Exercise instructions:
Omit every picture and return the rest of the data unaltered.

Materials provided:
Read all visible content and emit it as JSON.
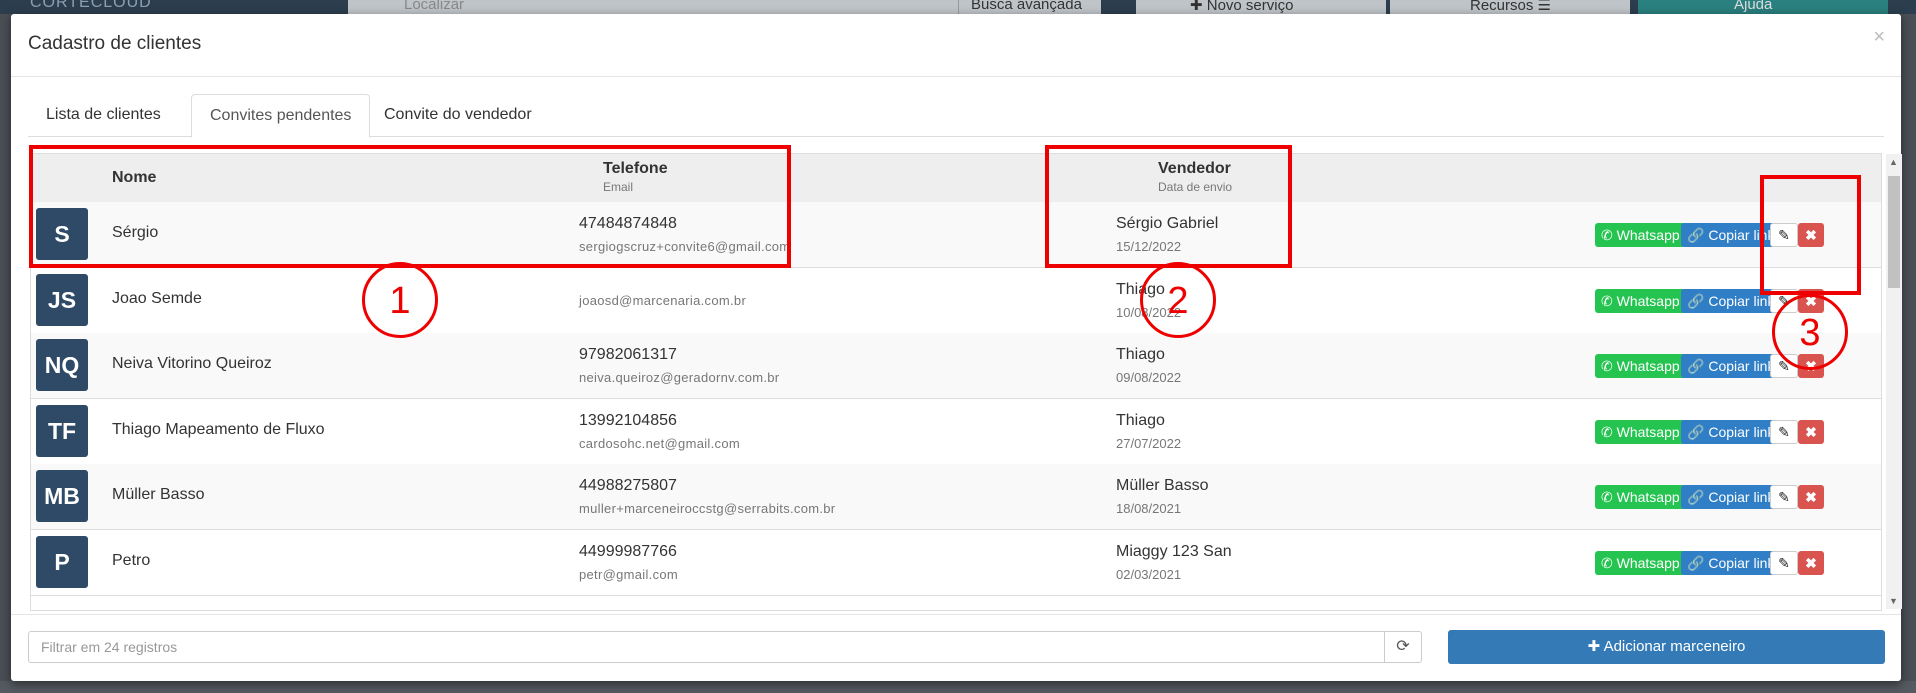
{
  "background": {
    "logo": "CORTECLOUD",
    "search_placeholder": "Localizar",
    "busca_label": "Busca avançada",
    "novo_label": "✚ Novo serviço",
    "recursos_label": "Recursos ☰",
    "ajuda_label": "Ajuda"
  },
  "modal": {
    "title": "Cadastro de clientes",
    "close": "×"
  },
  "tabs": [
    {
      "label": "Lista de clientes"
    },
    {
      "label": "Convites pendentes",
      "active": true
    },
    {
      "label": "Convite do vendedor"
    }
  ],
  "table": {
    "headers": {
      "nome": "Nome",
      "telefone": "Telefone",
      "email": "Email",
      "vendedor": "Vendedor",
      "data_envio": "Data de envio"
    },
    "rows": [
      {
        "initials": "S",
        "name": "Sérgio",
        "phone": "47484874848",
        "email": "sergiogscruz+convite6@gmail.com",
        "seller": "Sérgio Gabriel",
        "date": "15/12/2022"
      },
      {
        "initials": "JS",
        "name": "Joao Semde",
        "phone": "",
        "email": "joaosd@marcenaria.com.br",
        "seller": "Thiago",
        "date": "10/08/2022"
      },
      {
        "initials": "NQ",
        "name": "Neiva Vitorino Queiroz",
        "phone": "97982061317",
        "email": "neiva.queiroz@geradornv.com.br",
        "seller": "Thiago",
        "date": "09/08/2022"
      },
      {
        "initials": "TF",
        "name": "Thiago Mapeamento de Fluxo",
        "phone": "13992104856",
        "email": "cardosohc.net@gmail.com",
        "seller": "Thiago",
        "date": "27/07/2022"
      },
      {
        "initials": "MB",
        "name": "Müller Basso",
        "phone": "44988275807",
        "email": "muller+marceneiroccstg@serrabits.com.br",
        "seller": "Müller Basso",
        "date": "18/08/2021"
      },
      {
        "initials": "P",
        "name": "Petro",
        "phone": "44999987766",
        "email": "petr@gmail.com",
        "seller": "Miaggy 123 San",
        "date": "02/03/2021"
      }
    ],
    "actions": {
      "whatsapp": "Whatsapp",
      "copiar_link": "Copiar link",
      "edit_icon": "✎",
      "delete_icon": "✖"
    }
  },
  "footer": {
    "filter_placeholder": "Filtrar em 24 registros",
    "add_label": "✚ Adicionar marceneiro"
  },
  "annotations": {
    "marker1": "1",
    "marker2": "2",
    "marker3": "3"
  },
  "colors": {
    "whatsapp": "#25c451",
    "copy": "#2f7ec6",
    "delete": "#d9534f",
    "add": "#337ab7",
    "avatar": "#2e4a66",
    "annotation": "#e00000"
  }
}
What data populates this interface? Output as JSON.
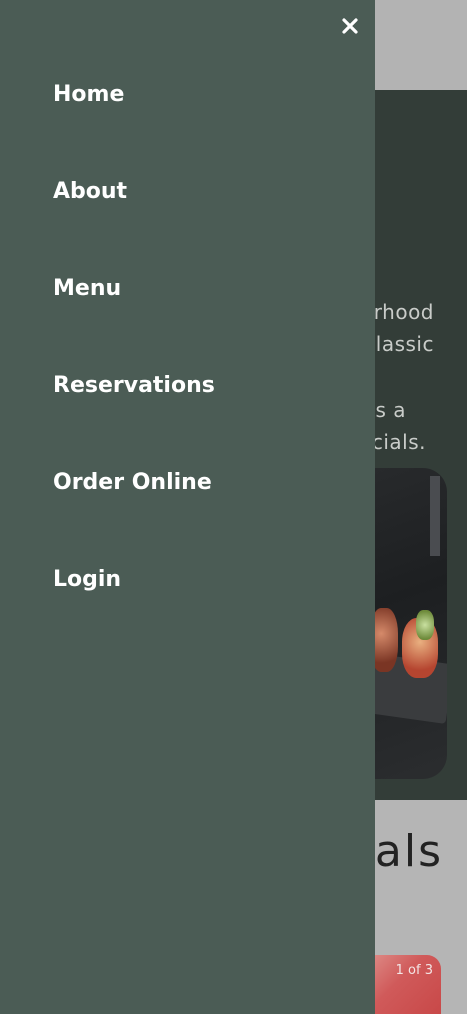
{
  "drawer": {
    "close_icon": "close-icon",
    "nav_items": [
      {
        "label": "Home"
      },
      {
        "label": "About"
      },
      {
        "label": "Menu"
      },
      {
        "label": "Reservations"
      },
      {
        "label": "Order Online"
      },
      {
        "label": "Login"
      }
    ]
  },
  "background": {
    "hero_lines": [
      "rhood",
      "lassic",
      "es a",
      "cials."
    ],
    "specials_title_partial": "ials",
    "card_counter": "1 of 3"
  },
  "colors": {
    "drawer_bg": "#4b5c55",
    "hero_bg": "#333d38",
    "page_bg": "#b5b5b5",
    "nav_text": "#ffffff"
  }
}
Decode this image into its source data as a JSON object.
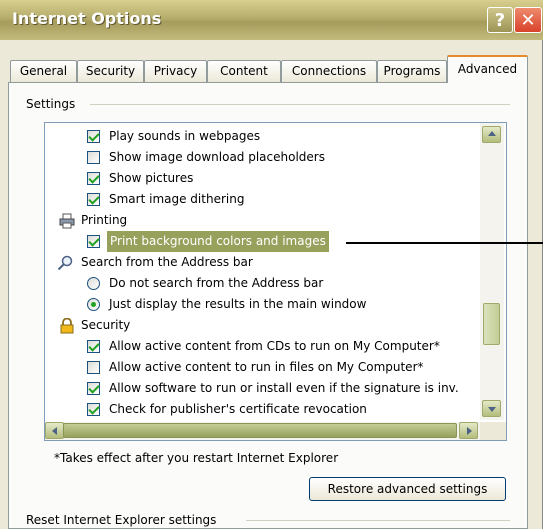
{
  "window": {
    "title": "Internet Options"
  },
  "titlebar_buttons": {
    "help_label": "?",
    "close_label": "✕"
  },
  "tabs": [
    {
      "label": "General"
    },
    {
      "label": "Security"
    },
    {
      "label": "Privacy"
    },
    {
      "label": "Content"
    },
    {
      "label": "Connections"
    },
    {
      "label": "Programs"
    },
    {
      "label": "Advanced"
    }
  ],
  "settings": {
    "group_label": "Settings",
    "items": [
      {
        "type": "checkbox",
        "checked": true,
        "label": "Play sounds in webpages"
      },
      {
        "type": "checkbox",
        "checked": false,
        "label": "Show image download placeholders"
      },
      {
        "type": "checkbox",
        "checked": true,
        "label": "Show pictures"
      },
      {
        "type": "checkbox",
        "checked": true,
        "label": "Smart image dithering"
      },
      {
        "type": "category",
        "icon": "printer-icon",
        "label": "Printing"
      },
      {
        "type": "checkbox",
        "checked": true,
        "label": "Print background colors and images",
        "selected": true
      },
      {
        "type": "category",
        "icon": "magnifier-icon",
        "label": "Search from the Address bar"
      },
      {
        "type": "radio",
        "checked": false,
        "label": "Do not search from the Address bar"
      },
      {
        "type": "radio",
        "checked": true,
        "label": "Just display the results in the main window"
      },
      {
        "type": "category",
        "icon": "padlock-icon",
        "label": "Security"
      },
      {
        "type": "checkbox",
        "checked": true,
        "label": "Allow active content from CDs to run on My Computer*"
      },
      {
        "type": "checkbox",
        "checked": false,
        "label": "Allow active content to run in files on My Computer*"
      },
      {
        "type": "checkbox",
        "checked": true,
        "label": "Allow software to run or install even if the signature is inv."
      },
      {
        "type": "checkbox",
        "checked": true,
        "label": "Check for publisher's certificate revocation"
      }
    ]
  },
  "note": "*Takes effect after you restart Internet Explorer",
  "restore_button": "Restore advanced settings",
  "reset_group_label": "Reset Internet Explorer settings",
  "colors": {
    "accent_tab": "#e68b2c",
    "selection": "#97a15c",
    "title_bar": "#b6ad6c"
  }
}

Complete output:
Read all visible content and emit it as JSON.
{
  "background": {
    "logo": "CORTECLOUD",
    "search_placeholder": "Localizar",
    "busca_label": "Busca avançada",
    "novo_label": "✚ Novo serviço",
    "recursos_label": "Recursos ☰",
    "ajuda_label": "Ajuda"
  },
  "modal": {
    "title": "Cadastro de clientes",
    "close": "×"
  },
  "tabs": [
    {
      "label": "Lista de clientes"
    },
    {
      "label": "Convites pendentes",
      "active": true
    },
    {
      "label": "Convite do vendedor"
    }
  ],
  "table": {
    "headers": {
      "nome": "Nome",
      "telefone": "Telefone",
      "email": "Email",
      "vendedor": "Vendedor",
      "data_envio": "Data de envio"
    },
    "rows": [
      {
        "initials": "S",
        "name": "Sérgio",
        "phone": "47484874848",
        "email": "sergiogscruz+convite6@gmail.com",
        "seller": "Sérgio Gabriel",
        "date": "15/12/2022"
      },
      {
        "initials": "JS",
        "name": "Joao Semde",
        "phone": "",
        "email": "joaosd@marcenaria.com.br",
        "seller": "Thiago",
        "date": "10/08/2022"
      },
      {
        "initials": "NQ",
        "name": "Neiva Vitorino Queiroz",
        "phone": "97982061317",
        "email": "neiva.queiroz@geradornv.com.br",
        "seller": "Thiago",
        "date": "09/08/2022"
      },
      {
        "initials": "TF",
        "name": "Thiago Mapeamento de Fluxo",
        "phone": "13992104856",
        "email": "cardosohc.net@gmail.com",
        "seller": "Thiago",
        "date": "27/07/2022"
      },
      {
        "initials": "MB",
        "name": "Müller Basso",
        "phone": "44988275807",
        "email": "muller+marceneiroccstg@serrabits.com.br",
        "seller": "Müller Basso",
        "date": "18/08/2021"
      },
      {
        "initials": "P",
        "name": "Petro",
        "phone": "44999987766",
        "email": "petr@gmail.com",
        "seller": "Miaggy 123 San",
        "date": "02/03/2021"
      }
    ],
    "actions": {
      "whatsapp": "Whatsapp",
      "copiar_link": "Copiar link",
      "edit_icon": "✎",
      "delete_icon": "✖"
    }
  },
  "footer": {
    "filter_placeholder": "Filtrar em 24 registros",
    "add_label": "✚ Adicionar marceneiro"
  },
  "annotations": {
    "marker1": "1",
    "marker2": "2",
    "marker3": "3"
  },
  "colors": {
    "whatsapp": "#25c451",
    "copy": "#2f7ec6",
    "delete": "#d9534f",
    "add": "#337ab7",
    "avatar": "#2e4a66",
    "annotation": "#e00000"
  }
}
What data populates this interface? Output as JSON.
{
  "drawer": {
    "close_icon": "close-icon",
    "nav_items": [
      {
        "label": "Home"
      },
      {
        "label": "About"
      },
      {
        "label": "Menu"
      },
      {
        "label": "Reservations"
      },
      {
        "label": "Order Online"
      },
      {
        "label": "Login"
      }
    ]
  },
  "background": {
    "hero_lines": [
      "rhood",
      "lassic",
      "es a",
      "cials."
    ],
    "specials_title_partial": "ials",
    "card_counter": "1 of 3"
  },
  "colors": {
    "drawer_bg": "#4b5c55",
    "hero_bg": "#333d38",
    "page_bg": "#b5b5b5",
    "nav_text": "#ffffff"
  }
}
Decode this image into its source data as a JSON object.
{
  "window": {
    "title": "Internet Options"
  },
  "titlebar_buttons": {
    "help_label": "?",
    "close_label": "✕"
  },
  "tabs": [
    {
      "label": "General"
    },
    {
      "label": "Security"
    },
    {
      "label": "Privacy"
    },
    {
      "label": "Content"
    },
    {
      "label": "Connections"
    },
    {
      "label": "Programs"
    },
    {
      "label": "Advanced"
    }
  ],
  "settings": {
    "group_label": "Settings",
    "items": [
      {
        "type": "checkbox",
        "checked": true,
        "label": "Play sounds in webpages"
      },
      {
        "type": "checkbox",
        "checked": false,
        "label": "Show image download placeholders"
      },
      {
        "type": "checkbox",
        "checked": true,
        "label": "Show pictures"
      },
      {
        "type": "checkbox",
        "checked": true,
        "label": "Smart image dithering"
      },
      {
        "type": "category",
        "icon": "printer-icon",
        "label": "Printing"
      },
      {
        "type": "checkbox",
        "checked": true,
        "label": "Print background colors and images",
        "selected": true
      },
      {
        "type": "category",
        "icon": "magnifier-icon",
        "label": "Search from the Address bar"
      },
      {
        "type": "radio",
        "checked": false,
        "label": "Do not search from the Address bar"
      },
      {
        "type": "radio",
        "checked": true,
        "label": "Just display the results in the main window"
      },
      {
        "type": "category",
        "icon": "padlock-icon",
        "label": "Security"
      },
      {
        "type": "checkbox",
        "checked": true,
        "label": "Allow active content from CDs to run on My Computer*"
      },
      {
        "type": "checkbox",
        "checked": false,
        "label": "Allow active content to run in files on My Computer*"
      },
      {
        "type": "checkbox",
        "checked": true,
        "label": "Allow software to run or install even if the signature is inv."
      },
      {
        "type": "checkbox",
        "checked": true,
        "label": "Check for publisher's certificate revocation"
      }
    ]
  },
  "note": "*Takes effect after you restart Internet Explorer",
  "restore_button": "Restore advanced settings",
  "reset_group_label": "Reset Internet Explorer settings",
  "colors": {
    "accent_tab": "#e68b2c",
    "selection": "#97a15c",
    "title_bar": "#b6ad6c"
  }
}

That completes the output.